State how many lines contain the string "beskadigelser", and write nothing else.

**Material provided**.
- - - -

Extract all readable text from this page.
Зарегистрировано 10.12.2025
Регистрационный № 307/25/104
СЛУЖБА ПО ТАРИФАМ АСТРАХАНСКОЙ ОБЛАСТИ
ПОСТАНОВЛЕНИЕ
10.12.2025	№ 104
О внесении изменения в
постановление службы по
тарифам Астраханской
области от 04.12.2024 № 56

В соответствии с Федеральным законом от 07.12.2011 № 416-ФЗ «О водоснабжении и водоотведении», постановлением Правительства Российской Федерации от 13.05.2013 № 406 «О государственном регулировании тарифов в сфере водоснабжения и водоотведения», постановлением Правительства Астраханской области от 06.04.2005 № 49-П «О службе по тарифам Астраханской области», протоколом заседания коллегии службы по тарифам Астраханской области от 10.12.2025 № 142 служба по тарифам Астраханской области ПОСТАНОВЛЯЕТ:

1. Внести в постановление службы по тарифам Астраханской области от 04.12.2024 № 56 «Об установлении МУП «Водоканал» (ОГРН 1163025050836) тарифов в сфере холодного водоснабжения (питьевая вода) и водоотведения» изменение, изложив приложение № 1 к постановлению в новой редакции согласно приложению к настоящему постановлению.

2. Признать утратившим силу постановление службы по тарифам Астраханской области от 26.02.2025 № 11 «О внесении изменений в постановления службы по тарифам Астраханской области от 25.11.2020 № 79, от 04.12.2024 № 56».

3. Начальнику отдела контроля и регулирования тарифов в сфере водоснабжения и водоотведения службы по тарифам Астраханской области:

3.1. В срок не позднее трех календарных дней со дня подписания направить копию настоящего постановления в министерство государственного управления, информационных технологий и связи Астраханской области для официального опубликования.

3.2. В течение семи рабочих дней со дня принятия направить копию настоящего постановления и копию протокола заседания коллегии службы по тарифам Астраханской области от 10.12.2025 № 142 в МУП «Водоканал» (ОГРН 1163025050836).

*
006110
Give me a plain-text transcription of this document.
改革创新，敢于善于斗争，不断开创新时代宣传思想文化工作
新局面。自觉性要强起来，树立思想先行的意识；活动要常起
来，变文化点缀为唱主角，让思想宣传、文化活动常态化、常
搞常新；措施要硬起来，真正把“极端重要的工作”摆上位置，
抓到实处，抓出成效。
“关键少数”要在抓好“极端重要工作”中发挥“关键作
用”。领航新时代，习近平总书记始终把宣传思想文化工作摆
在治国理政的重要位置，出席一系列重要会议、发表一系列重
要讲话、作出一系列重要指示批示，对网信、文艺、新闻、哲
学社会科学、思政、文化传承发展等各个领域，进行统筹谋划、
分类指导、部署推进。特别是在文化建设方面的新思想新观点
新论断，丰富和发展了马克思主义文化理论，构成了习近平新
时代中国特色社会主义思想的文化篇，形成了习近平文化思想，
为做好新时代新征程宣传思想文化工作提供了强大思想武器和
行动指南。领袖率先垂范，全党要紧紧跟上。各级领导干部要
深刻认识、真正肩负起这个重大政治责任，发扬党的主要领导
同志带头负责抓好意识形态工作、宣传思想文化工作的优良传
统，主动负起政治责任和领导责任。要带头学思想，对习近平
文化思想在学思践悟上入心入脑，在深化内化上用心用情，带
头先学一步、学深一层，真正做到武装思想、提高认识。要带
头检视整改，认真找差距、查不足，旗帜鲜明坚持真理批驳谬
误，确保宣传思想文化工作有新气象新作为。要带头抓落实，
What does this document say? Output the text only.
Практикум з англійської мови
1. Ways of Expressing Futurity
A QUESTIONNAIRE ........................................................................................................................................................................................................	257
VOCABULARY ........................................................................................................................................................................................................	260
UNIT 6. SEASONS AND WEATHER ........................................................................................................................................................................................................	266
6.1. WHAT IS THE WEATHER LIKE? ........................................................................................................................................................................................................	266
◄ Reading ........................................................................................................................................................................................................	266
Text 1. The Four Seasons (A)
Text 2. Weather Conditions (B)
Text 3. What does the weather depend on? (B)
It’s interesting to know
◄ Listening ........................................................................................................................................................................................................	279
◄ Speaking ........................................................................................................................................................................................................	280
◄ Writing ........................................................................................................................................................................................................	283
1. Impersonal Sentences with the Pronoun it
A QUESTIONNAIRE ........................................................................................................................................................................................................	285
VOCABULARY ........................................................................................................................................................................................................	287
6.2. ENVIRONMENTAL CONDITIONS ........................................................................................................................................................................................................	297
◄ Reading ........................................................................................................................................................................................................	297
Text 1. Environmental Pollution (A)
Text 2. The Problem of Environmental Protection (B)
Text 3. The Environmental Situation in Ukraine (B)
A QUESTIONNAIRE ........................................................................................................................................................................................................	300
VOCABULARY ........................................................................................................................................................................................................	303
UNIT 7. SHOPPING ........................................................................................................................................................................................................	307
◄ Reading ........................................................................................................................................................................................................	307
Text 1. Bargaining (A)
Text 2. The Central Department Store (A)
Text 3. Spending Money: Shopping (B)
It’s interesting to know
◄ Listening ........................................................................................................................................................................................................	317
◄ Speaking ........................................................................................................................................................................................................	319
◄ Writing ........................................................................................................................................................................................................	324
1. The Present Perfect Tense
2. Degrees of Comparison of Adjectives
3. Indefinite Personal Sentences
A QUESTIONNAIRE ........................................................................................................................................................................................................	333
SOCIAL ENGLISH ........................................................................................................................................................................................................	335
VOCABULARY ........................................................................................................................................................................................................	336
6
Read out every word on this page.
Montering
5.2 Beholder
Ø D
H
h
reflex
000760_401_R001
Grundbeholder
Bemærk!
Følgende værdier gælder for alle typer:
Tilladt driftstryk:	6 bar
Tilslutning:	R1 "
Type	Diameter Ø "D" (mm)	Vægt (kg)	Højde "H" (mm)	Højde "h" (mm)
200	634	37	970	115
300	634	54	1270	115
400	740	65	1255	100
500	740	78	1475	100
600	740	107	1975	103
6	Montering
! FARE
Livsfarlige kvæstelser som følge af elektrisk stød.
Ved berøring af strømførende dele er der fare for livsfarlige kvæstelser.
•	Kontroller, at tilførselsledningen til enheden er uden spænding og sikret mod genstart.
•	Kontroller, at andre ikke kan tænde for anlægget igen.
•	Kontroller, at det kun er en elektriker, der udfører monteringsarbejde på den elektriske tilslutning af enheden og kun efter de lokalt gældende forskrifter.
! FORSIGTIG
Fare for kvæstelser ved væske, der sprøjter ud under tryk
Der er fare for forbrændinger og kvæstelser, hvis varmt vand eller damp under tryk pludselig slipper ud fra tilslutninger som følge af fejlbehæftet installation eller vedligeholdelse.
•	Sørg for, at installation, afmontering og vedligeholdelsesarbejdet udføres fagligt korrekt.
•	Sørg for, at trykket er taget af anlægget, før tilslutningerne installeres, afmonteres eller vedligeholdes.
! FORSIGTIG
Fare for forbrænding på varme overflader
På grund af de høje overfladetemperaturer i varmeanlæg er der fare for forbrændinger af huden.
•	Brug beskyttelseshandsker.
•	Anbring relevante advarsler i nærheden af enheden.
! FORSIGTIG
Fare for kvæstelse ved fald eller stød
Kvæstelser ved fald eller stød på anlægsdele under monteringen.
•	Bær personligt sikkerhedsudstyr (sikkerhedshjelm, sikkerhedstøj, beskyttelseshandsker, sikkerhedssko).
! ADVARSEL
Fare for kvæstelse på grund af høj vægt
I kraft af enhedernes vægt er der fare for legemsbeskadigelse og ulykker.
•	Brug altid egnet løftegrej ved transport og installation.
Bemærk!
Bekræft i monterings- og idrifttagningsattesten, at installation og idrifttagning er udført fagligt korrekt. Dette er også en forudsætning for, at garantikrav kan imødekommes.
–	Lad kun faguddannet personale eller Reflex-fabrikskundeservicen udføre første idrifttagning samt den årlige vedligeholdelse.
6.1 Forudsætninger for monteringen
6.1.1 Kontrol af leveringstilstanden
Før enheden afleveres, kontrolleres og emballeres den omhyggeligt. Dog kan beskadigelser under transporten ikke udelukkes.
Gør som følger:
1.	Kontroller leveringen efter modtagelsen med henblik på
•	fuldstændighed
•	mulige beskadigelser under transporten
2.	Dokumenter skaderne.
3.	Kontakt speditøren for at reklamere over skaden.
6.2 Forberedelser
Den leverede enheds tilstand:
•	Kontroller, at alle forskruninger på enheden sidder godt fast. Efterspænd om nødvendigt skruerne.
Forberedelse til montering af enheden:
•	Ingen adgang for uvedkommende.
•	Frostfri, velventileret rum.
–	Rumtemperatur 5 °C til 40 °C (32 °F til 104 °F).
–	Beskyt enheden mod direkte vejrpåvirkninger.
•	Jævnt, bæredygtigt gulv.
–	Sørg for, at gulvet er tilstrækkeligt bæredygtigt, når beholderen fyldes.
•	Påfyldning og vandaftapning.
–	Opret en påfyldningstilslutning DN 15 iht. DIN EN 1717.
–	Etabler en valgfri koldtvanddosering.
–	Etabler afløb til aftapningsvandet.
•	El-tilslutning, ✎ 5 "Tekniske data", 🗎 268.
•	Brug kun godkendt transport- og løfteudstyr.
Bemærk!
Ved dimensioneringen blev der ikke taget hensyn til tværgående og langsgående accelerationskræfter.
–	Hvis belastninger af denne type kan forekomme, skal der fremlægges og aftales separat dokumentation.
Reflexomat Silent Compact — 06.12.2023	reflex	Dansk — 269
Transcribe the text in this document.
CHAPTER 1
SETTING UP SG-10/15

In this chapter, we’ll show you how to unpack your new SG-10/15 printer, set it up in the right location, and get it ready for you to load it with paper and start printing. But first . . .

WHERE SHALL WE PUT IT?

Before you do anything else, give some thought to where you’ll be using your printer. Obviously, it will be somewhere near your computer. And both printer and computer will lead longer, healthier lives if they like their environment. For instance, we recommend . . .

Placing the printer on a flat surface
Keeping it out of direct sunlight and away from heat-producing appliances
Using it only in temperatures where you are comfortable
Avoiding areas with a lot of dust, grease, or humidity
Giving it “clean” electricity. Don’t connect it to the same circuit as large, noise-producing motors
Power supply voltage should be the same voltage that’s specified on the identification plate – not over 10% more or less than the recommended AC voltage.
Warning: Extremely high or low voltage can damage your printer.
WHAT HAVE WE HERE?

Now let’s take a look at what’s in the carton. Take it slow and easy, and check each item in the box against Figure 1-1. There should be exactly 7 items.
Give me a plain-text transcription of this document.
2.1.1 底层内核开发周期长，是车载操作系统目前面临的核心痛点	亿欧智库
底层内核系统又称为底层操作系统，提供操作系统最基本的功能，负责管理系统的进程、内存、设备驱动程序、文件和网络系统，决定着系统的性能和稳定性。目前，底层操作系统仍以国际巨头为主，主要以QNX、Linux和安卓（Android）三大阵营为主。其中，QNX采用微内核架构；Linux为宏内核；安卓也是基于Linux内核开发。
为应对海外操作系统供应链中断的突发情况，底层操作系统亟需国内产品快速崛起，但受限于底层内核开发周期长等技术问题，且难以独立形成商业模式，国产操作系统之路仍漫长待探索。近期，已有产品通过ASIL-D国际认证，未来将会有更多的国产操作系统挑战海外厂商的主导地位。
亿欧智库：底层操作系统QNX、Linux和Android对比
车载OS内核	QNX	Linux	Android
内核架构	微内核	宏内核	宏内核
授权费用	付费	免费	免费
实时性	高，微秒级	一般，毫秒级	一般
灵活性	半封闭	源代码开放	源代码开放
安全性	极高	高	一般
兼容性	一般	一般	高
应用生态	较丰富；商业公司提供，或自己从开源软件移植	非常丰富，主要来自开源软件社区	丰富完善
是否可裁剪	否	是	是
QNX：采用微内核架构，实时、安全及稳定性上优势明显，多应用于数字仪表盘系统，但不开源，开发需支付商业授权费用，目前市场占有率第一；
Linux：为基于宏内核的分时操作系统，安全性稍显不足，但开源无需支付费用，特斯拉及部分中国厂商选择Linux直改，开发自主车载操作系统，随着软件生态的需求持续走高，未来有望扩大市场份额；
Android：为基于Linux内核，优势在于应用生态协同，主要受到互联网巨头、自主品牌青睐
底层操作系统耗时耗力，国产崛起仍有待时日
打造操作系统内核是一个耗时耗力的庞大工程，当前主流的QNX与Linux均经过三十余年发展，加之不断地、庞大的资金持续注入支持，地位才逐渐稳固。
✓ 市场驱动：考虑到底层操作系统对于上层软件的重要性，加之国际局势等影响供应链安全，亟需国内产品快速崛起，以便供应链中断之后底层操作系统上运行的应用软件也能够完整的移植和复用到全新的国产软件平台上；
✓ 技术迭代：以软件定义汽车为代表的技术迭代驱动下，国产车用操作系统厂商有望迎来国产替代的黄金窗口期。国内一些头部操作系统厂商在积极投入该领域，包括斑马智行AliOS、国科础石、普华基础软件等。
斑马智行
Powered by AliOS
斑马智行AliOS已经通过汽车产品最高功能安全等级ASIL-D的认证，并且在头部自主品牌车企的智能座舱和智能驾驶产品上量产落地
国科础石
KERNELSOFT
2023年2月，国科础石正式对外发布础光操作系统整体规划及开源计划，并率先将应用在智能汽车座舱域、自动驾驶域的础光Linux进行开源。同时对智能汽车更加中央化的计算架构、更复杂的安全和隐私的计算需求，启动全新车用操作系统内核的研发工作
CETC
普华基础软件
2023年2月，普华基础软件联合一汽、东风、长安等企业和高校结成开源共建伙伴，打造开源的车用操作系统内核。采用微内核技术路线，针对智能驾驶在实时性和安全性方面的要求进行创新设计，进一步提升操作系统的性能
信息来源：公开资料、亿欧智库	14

- - - -

**Response**. 2